(Collected data)
____________

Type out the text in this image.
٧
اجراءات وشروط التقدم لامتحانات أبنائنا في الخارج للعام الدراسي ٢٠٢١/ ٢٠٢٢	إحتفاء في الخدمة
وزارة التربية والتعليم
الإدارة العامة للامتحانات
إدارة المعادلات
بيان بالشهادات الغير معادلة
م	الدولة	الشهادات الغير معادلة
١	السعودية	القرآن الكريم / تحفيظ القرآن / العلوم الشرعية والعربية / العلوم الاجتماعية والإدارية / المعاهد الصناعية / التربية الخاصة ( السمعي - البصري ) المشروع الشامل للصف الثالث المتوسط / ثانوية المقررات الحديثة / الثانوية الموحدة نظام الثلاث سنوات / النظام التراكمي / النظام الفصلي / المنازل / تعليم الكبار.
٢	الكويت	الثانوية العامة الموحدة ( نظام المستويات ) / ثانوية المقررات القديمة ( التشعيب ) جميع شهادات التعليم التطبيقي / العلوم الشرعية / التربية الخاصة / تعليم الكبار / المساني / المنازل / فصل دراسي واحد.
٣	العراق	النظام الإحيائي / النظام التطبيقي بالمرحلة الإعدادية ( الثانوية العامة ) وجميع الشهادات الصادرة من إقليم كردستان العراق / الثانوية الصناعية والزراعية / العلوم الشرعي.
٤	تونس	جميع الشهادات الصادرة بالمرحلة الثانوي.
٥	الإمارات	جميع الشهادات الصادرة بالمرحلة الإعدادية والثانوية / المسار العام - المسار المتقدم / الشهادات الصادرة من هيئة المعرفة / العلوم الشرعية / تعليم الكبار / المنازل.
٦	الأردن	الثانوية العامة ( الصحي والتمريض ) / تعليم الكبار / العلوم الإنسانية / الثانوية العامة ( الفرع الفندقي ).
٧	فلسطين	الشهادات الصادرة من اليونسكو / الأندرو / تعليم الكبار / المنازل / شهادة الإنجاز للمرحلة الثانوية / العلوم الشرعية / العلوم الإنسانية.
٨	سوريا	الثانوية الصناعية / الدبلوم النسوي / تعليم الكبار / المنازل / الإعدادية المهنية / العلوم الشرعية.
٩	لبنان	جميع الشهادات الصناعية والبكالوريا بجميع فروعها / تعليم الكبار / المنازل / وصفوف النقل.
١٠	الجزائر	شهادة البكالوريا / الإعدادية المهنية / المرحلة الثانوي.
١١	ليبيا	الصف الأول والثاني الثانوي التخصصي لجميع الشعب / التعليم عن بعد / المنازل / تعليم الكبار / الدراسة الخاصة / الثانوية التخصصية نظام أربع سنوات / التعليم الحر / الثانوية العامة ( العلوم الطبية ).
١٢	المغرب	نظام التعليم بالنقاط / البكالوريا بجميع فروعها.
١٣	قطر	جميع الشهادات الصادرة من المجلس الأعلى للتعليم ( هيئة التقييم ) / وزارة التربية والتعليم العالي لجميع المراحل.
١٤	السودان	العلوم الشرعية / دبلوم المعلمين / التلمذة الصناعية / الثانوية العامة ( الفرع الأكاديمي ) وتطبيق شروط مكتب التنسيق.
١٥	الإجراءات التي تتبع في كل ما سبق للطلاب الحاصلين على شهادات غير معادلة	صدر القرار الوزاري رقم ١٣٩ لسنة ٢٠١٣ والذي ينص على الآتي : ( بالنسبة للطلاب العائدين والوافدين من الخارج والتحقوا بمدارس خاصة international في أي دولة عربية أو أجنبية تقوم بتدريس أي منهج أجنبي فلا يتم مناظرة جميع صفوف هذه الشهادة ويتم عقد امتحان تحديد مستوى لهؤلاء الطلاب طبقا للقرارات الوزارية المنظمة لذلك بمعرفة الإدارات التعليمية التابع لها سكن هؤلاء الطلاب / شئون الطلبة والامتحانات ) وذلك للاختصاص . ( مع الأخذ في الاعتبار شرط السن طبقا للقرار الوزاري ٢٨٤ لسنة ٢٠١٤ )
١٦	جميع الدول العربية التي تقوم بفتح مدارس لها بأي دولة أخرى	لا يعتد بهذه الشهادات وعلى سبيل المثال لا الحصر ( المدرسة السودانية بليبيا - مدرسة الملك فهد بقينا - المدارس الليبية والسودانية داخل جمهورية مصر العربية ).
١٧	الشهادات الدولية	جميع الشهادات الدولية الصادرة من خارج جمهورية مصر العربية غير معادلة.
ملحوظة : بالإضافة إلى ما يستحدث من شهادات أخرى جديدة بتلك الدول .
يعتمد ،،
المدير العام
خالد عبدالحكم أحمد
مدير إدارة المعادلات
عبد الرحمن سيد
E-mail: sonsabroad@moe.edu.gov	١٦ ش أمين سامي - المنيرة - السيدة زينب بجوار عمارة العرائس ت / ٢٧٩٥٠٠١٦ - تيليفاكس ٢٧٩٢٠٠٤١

____________

REQUIRED WORK: Look through the entries and return every line where "وزارة" appears.

FULL OUTPUT:
وزارة التربية والتعليم
١٣	قطر	جميع الشهادات الصادرة من المجلس الأعلى للتعليم ( هيئة التقييم ) / وزارة التربية والتعليم العالي لجميع المراحل.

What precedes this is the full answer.